Figure content listings

◆ ◆ ◆ ◆ ◆ ◆ ◆

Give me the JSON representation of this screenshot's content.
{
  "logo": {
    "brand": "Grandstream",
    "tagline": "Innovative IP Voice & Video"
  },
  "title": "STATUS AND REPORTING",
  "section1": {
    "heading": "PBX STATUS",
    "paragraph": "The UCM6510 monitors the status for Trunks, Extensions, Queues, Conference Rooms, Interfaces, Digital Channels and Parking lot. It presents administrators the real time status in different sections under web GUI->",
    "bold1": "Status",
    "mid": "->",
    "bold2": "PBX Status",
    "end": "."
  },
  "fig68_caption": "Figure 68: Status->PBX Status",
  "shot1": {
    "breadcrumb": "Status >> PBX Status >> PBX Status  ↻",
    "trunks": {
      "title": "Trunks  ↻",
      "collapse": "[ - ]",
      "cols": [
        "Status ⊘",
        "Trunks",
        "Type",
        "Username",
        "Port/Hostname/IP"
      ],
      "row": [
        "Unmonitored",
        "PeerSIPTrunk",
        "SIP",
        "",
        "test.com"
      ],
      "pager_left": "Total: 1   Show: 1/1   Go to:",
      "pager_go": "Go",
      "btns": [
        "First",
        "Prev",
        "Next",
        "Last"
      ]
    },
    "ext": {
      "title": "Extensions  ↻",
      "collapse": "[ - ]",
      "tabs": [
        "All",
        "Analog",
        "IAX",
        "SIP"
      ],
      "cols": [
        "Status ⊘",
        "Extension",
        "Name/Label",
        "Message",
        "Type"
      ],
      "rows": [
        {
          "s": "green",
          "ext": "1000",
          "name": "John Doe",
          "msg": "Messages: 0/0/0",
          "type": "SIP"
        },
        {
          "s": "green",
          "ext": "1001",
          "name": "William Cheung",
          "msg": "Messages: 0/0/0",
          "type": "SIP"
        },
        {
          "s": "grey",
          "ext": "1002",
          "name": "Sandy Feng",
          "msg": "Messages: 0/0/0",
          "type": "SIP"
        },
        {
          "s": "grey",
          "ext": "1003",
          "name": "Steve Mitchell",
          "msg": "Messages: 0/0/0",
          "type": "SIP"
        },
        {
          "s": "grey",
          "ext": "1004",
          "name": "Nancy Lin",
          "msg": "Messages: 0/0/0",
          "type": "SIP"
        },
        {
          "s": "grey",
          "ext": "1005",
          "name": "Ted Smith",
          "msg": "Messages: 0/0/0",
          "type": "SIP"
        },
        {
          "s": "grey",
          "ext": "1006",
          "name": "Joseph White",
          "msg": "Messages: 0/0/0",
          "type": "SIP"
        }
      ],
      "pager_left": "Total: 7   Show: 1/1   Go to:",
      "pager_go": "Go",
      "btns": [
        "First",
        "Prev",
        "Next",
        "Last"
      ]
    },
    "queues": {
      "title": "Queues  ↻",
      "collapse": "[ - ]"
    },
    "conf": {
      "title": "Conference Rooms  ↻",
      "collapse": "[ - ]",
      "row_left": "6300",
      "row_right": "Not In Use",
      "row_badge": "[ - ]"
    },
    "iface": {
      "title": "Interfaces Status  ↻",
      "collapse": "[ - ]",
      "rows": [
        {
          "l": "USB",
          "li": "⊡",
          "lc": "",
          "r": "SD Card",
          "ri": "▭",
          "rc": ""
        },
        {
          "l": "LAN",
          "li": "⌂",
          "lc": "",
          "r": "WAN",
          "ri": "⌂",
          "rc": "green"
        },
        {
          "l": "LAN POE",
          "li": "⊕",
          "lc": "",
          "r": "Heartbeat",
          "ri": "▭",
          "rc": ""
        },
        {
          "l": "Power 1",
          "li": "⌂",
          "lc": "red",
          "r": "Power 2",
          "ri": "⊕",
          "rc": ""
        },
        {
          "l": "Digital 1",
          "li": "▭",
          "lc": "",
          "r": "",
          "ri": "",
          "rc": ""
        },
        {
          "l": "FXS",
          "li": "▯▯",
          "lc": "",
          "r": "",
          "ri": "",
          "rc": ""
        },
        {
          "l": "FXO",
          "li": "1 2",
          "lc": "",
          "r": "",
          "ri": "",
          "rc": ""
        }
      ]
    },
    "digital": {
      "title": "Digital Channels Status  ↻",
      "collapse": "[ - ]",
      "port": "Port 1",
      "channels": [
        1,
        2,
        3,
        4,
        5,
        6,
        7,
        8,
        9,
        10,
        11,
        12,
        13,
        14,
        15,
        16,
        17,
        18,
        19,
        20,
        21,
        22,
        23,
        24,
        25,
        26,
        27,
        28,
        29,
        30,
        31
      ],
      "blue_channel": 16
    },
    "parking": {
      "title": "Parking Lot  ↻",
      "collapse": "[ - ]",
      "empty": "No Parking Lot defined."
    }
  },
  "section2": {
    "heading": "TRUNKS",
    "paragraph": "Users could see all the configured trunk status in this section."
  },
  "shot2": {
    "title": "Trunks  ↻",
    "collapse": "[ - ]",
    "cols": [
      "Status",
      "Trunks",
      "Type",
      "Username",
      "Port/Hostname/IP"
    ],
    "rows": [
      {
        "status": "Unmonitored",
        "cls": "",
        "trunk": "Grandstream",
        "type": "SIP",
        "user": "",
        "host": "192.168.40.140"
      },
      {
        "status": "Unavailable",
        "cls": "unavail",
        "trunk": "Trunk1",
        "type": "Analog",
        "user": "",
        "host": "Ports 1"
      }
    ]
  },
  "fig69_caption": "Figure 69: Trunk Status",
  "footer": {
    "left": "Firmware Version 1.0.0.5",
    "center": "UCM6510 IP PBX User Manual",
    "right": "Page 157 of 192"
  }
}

◆ ◆ ◆ ◆ ◆ ◆ ◆

REQUIREMENT |
Show the lines of the records that contain the word "Conference".

RESULT |
    "paragraph": "The UCM6510 monitors the status for Trunks, Extensions, Queues, Conference Rooms, Interfaces, Digital Channels and Parking lot. It presents administrators the real time status in different sections under web GUI->",
      "title": "Conference Rooms  ↻",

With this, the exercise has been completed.